*** Block opens ***

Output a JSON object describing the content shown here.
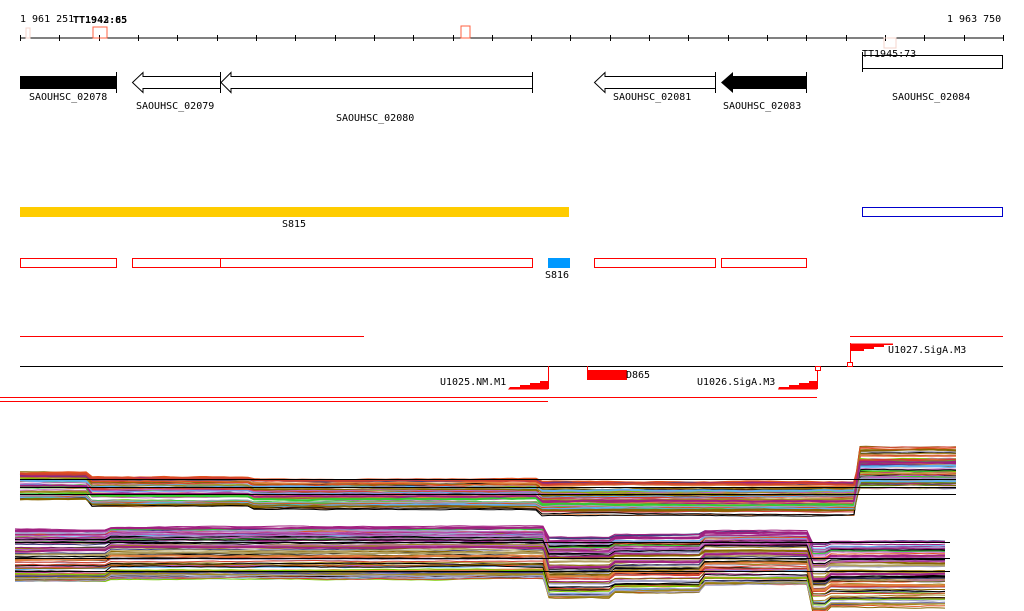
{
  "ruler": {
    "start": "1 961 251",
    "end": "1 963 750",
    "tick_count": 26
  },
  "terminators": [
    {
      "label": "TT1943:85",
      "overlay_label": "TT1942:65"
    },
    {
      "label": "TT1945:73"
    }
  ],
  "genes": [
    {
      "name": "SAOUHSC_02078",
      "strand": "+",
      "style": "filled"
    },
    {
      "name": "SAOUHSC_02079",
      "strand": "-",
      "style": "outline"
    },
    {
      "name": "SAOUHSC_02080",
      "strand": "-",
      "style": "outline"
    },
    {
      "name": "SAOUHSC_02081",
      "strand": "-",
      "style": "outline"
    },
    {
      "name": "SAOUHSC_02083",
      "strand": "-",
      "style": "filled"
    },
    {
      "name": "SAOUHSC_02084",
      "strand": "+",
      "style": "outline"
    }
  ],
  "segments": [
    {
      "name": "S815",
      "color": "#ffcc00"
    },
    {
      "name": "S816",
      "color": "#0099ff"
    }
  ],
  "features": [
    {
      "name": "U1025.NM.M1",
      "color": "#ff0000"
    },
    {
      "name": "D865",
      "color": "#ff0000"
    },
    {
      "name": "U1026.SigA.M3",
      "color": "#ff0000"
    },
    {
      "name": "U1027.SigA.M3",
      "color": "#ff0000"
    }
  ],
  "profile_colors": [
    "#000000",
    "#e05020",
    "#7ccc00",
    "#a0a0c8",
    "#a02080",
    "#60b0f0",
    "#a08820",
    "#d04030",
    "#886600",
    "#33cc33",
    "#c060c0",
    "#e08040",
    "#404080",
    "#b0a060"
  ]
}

*** Block closes ***

**Exercise prompt:**
What is needed here is each line above set down word for word, minus the images.

**Answer area:**
Output a JSON object describing the content shown here.
{
  "ruler": {
    "start": "1 961 251",
    "end": "1 963 750",
    "tick_count": 26
  },
  "terminators": [
    {
      "label": "TT1943:85",
      "overlay_label": "TT1942:65"
    },
    {
      "label": "TT1945:73"
    }
  ],
  "genes": [
    {
      "name": "SAOUHSC_02078",
      "strand": "+",
      "style": "filled"
    },
    {
      "name": "SAOUHSC_02079",
      "strand": "-",
      "style": "outline"
    },
    {
      "name": "SAOUHSC_02080",
      "strand": "-",
      "style": "outline"
    },
    {
      "name": "SAOUHSC_02081",
      "strand": "-",
      "style": "outline"
    },
    {
      "name": "SAOUHSC_02083",
      "strand": "-",
      "style": "filled"
    },
    {
      "name": "SAOUHSC_02084",
      "strand": "+",
      "style": "outline"
    }
  ],
  "segments": [
    {
      "name": "S815",
      "color": "#ffcc00"
    },
    {
      "name": "S816",
      "color": "#0099ff"
    }
  ],
  "features": [
    {
      "name": "U1025.NM.M1",
      "color": "#ff0000"
    },
    {
      "name": "D865",
      "color": "#ff0000"
    },
    {
      "name": "U1026.SigA.M3",
      "color": "#ff0000"
    },
    {
      "name": "U1027.SigA.M3",
      "color": "#ff0000"
    }
  ],
  "profile_colors": [
    "#000000",
    "#e05020",
    "#7ccc00",
    "#a0a0c8",
    "#a02080",
    "#60b0f0",
    "#a08820",
    "#d04030",
    "#886600",
    "#33cc33",
    "#c060c0",
    "#e08040",
    "#404080",
    "#b0a060"
  ]
}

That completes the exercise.